— Begin GIVEN RECORDS —

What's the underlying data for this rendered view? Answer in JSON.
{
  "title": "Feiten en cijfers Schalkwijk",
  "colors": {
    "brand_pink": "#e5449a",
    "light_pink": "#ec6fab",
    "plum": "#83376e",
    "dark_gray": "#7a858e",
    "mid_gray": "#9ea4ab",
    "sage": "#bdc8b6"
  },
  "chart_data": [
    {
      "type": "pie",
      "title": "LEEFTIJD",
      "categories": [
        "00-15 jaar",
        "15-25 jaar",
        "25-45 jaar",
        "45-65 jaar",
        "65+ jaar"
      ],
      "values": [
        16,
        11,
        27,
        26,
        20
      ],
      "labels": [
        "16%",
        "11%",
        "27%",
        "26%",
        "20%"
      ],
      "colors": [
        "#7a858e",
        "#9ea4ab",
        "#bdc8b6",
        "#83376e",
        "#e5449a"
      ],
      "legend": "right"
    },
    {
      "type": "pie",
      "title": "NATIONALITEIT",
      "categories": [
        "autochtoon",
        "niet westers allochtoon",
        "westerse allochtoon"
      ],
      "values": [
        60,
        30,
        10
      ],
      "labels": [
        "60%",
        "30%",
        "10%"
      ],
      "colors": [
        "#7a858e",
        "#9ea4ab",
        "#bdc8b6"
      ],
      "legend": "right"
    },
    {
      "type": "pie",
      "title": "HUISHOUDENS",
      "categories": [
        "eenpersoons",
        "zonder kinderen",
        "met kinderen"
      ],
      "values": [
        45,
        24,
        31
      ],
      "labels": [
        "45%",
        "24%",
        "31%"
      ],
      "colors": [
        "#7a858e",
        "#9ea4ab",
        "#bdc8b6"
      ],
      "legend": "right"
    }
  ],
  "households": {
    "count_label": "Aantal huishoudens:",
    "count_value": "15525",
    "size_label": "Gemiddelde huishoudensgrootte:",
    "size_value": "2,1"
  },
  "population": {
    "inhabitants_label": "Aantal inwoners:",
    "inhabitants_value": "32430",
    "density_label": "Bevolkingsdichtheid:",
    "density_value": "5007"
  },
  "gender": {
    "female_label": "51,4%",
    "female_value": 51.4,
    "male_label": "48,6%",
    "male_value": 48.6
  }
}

— End GIVEN RECORDS —
— Begin GIVEN RECORDS —

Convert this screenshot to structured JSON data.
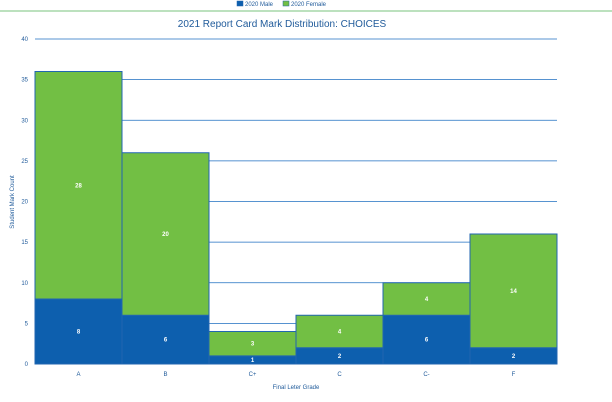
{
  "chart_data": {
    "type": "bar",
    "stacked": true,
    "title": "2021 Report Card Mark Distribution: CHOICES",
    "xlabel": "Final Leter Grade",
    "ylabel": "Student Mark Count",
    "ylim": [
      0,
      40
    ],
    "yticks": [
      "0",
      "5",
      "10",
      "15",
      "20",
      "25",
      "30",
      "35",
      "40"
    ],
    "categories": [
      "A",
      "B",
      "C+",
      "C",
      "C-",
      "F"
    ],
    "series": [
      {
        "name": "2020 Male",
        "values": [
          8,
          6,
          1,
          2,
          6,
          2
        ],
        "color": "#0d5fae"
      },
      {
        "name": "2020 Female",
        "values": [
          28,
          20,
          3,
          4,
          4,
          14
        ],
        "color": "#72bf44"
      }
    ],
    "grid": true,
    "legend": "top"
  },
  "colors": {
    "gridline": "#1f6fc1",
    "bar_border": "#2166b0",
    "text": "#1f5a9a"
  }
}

— End GIVEN RECORDS —
— Begin GIVEN RECORDS —

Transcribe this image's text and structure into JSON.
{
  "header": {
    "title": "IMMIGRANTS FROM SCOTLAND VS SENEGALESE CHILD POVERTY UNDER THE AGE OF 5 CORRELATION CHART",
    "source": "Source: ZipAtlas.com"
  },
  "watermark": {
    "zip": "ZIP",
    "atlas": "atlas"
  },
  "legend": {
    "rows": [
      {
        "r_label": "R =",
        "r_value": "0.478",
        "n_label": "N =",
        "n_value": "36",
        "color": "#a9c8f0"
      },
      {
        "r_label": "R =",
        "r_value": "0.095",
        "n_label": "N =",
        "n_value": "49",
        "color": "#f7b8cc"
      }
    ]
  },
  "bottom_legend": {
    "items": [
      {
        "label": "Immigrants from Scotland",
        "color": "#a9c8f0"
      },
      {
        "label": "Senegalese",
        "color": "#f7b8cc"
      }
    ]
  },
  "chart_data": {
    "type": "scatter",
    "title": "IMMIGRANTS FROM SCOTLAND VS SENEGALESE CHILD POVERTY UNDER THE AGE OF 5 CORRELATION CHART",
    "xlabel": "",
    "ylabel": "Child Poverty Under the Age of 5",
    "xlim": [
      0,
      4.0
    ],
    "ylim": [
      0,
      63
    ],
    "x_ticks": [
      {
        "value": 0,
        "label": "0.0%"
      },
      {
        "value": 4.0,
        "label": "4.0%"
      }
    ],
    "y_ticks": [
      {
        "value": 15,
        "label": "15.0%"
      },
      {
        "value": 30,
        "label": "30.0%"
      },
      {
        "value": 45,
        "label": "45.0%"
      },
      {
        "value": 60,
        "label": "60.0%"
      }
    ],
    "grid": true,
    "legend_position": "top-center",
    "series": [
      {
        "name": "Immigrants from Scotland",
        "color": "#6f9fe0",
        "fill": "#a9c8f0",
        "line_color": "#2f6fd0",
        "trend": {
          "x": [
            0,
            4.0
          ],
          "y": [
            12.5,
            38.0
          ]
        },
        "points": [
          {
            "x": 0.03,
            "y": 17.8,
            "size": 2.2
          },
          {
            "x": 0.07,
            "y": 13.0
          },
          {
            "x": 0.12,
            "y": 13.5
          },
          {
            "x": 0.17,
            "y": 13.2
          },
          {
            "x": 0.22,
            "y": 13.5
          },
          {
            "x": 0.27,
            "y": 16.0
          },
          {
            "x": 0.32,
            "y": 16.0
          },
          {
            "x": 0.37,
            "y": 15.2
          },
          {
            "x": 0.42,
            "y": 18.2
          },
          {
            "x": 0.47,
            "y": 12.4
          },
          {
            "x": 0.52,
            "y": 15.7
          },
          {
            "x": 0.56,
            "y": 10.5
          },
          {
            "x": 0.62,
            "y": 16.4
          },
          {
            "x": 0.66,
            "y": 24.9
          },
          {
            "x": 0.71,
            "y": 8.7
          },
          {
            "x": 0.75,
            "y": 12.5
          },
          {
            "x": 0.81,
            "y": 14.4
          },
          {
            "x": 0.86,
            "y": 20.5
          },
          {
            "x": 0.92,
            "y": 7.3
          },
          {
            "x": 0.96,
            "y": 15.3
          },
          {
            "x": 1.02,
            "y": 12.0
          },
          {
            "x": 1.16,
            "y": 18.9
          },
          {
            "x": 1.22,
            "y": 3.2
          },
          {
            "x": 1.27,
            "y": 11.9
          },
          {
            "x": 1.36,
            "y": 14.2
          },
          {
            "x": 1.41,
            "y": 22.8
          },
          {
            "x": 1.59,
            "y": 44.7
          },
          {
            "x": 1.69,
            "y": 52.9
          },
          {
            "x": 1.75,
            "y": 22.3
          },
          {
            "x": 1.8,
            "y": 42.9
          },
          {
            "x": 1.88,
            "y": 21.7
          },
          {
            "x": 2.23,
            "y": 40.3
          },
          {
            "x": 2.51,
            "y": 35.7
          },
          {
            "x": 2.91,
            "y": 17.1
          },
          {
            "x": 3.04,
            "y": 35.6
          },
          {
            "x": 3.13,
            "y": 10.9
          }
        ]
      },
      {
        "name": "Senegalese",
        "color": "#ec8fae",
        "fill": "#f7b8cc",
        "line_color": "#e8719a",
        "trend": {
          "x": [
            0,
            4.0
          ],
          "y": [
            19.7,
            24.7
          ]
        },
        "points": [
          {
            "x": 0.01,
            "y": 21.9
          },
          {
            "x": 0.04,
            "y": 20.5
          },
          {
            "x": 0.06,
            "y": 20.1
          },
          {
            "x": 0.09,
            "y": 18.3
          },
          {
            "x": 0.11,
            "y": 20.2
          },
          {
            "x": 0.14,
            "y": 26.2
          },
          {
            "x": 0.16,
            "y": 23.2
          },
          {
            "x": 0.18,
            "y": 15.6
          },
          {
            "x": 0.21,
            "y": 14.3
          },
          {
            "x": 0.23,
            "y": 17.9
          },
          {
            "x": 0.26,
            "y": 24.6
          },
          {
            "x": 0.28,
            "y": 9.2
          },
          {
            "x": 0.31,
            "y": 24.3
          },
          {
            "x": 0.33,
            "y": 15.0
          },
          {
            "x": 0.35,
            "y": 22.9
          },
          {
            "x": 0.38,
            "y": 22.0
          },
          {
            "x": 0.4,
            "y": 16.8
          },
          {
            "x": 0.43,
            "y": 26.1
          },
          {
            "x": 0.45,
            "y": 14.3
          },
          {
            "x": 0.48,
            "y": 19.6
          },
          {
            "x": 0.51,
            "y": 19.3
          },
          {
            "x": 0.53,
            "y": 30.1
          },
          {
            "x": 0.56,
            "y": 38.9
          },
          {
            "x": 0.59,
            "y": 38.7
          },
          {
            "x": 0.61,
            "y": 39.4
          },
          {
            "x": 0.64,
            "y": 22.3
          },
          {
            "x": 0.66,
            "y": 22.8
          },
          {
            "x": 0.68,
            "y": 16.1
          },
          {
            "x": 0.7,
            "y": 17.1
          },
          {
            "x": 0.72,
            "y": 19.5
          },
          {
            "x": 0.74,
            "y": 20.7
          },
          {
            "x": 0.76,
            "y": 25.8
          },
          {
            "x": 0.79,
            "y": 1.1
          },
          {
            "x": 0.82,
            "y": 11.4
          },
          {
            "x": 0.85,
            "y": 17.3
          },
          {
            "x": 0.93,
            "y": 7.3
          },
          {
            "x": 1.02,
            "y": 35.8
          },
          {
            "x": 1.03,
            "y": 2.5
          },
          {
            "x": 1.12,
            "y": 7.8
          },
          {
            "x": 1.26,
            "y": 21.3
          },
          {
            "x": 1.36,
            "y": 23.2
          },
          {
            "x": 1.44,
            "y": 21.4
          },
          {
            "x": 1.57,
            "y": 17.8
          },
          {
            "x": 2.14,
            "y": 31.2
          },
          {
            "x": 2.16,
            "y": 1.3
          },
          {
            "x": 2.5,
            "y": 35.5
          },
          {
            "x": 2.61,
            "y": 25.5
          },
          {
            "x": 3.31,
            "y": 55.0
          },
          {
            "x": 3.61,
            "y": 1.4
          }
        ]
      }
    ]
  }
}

— End GIVEN RECORDS —

- [AIM]: Go through the material and select each line with the string "JSON" in it.

- [EXERCISE ANSWER]:
What's the underlying data for this rendered view? Answer in JSON.
Convert this screenshot to structured JSON data.
Transcribe this image's text and structure into JSON.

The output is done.